#### [Instructions for the task]
For the copy, please give all of the data again exactly and leave the pictures out.
-- Given entries start --
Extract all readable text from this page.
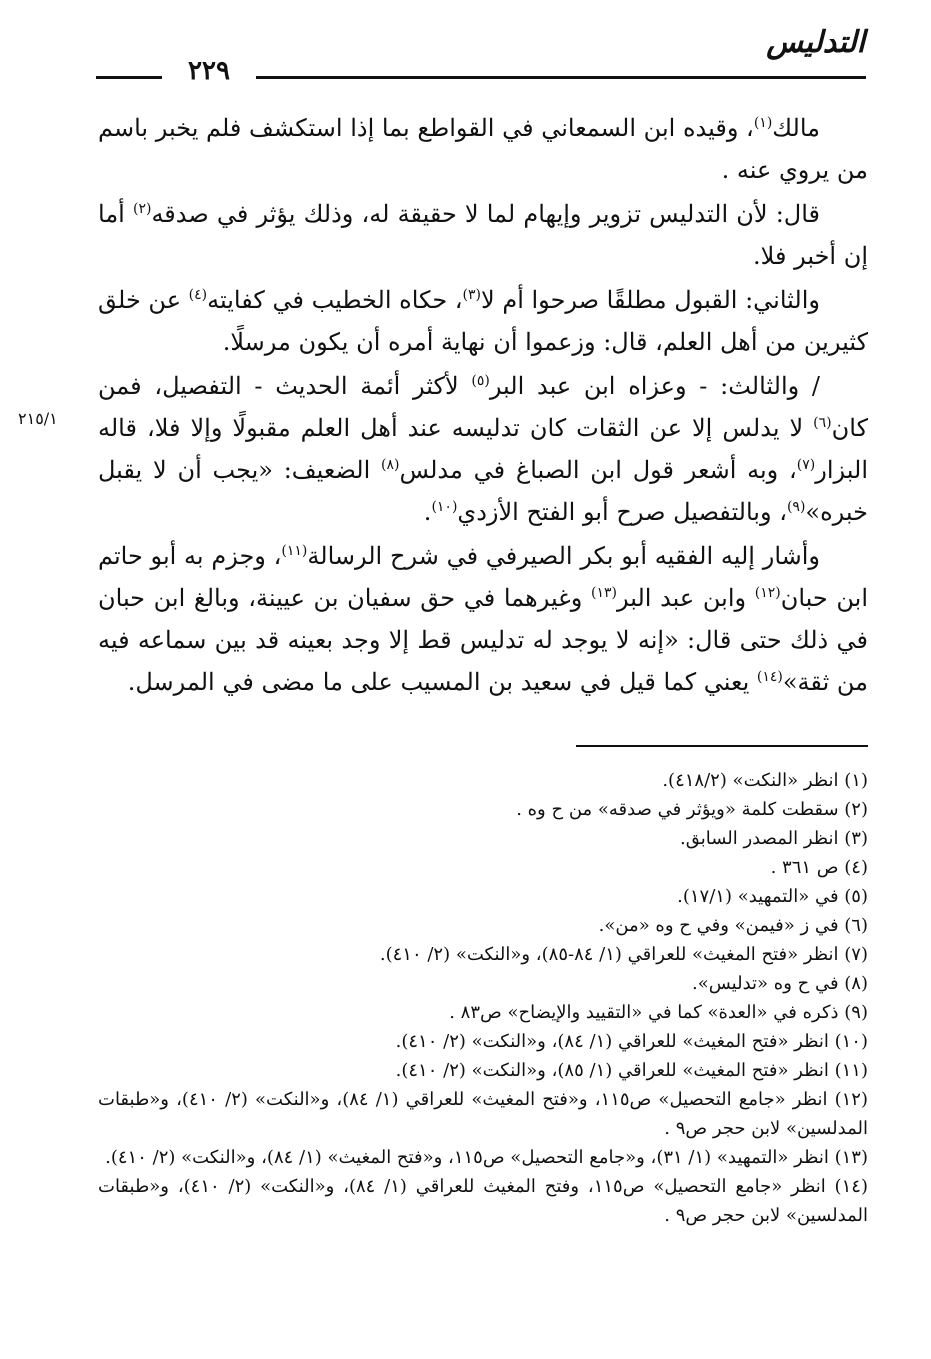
التدليس
٢٢٩
٢١٥/١

مالك$^{(١)}$، وقيده ابن السمعاني في القواطع بما إذا استكشف فلم يخبر باسم من يروي عنه .

قال: لأن التدليس تزوير وإيهام لما لا حقيقة له، وذلك يؤثر في صدقه$^{(٢)}$ أما إن أخبر فلا.

والثاني: القبول مطلقًا صرحوا أم لا$^{(٣)}$، حكاه الخطيب في كفايته$^{(٤)}$ عن خلق كثيرين من أهل العلم، قال: وزعموا أن نهاية أمره أن يكون مرسلًا.

/ والثالث: - وعزاه ابن عبد البر$^{(٥)}$ لأكثر أئمة الحديث - التفصيل، فمن كان$^{(٦)}$ لا يدلس إلا عن الثقات كان تدليسه عند أهل العلم مقبولًا وإلا فلا، قاله البزار$^{(٧)}$، وبه أشعر قول ابن الصباغ في مدلس$^{(٨)}$ الضعيف: «يجب أن لا يقبل خبره»$^{(٩)}$، وبالتفصيل صرح أبو الفتح الأزدي$^{(١٠)}$.

وأشار إليه الفقيه أبو بكر الصيرفي في شرح الرسالة$^{(١١)}$، وجزم به أبو حاتم ابن حبان$^{(١٢)}$ وابن عبد البر$^{(١٣)}$ وغيرهما في حق سفيان بن عيينة، وبالغ ابن حبان في ذلك حتى قال: «إنه لا يوجد له تدليس قط إلا وجد بعينه قد بين سماعه فيه من ثقة»$^{(١٤)}$ يعني كما قيل في سعيد بن المسيب على ما مضى في المرسل.

(١) انظر «النكت» (٤١٨/٢).

(٢) سقطت كلمة «ويؤثر في صدقه» من ح وه .

(٣) انظر المصدر السابق.

(٤) ص ٣٦١ .

(٥) في «التمهيد» (١٧/١).

(٦) في ز «فيمن» وفي ح وه «من».

(٧) انظر «فتح المغيث» للعراقي (١/ ٨٤-٨٥)، و«النكت» (٢/ ٤١٠).

(٨) في ح وه «تدليس».

(٩) ذكره في «العدة» كما في «التقييد والإيضاح» ص٨٣ .

(١٠) انظر «فتح المغيث» للعراقي (١/ ٨٤)، و«النكت» (٢/ ٤١٠).

(١١) انظر «فتح المغيث» للعراقي (١/ ٨٥)، و«النكت» (٢/ ٤١٠).

(١٢) انظر «جامع التحصيل» ص١١٥، و«فتح المغيث» للعراقي (١/ ٨٤)، و«النكت» (٢/ ٤١٠)، و«طبقات المدلسين» لابن حجر ص٩ .

(١٣) انظر «التمهيد» (١/ ٣١)، و«جامع التحصيل» ص١١٥، و«فتح المغيث» (١/ ٨٤)، و«النكت» (٢/ ٤١٠).

(١٤) انظر «جامع التحصيل» ص١١٥، وفتح المغيث للعراقي (١/ ٨٤)، و«النكت» (٢/ ٤١٠)، و«طبقات المدلسين» لابن حجر ص٩ .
-- Given entries end --
#### [Answer for this exercise]
Extract all readable text from this page.
التدليس
٢٢٩
٢١٥/١

مالك$^{(١)}$، وقيده ابن السمعاني في القواطع بما إذا استكشف فلم يخبر باسم من يروي عنه .

قال: لأن التدليس تزوير وإيهام لما لا حقيقة له، وذلك يؤثر في صدقه$^{(٢)}$ أما إن أخبر فلا.

والثاني: القبول مطلقًا صرحوا أم لا$^{(٣)}$، حكاه الخطيب في كفايته$^{(٤)}$ عن خلق كثيرين من أهل العلم، قال: وزعموا أن نهاية أمره أن يكون مرسلًا.

/ والثالث: - وعزاه ابن عبد البر$^{(٥)}$ لأكثر أئمة الحديث - التفصيل، فمن كان$^{(٦)}$ لا يدلس إلا عن الثقات كان تدليسه عند أهل العلم مقبولًا وإلا فلا، قاله البزار$^{(٧)}$، وبه أشعر قول ابن الصباغ في مدلس$^{(٨)}$ الضعيف: «يجب أن لا يقبل خبره»$^{(٩)}$، وبالتفصيل صرح أبو الفتح الأزدي$^{(١٠)}$.

وأشار إليه الفقيه أبو بكر الصيرفي في شرح الرسالة$^{(١١)}$، وجزم به أبو حاتم ابن حبان$^{(١٢)}$ وابن عبد البر$^{(١٣)}$ وغيرهما في حق سفيان بن عيينة، وبالغ ابن حبان في ذلك حتى قال: «إنه لا يوجد له تدليس قط إلا وجد بعينه قد بين سماعه فيه من ثقة»$^{(١٤)}$ يعني كما قيل في سعيد بن المسيب على ما مضى في المرسل.

(١) انظر «النكت» (٤١٨/٢).

(٢) سقطت كلمة «ويؤثر في صدقه» من ح وه .

(٣) انظر المصدر السابق.

(٤) ص ٣٦١ .

(٥) في «التمهيد» (١٧/١).

(٦) في ز «فيمن» وفي ح وه «من».

(٧) انظر «فتح المغيث» للعراقي (١/ ٨٤-٨٥)، و«النكت» (٢/ ٤١٠).

(٨) في ح وه «تدليس».

(٩) ذكره في «العدة» كما في «التقييد والإيضاح» ص٨٣ .

(١٠) انظر «فتح المغيث» للعراقي (١/ ٨٤)، و«النكت» (٢/ ٤١٠).

(١١) انظر «فتح المغيث» للعراقي (١/ ٨٥)، و«النكت» (٢/ ٤١٠).

(١٢) انظر «جامع التحصيل» ص١١٥، و«فتح المغيث» للعراقي (١/ ٨٤)، و«النكت» (٢/ ٤١٠)، و«طبقات المدلسين» لابن حجر ص٩ .

(١٣) انظر «التمهيد» (١/ ٣١)، و«جامع التحصيل» ص١١٥، و«فتح المغيث» (١/ ٨٤)، و«النكت» (٢/ ٤١٠).

(١٤) انظر «جامع التحصيل» ص١١٥، وفتح المغيث للعراقي (١/ ٨٤)، و«النكت» (٢/ ٤١٠)، و«طبقات المدلسين» لابن حجر ص٩ .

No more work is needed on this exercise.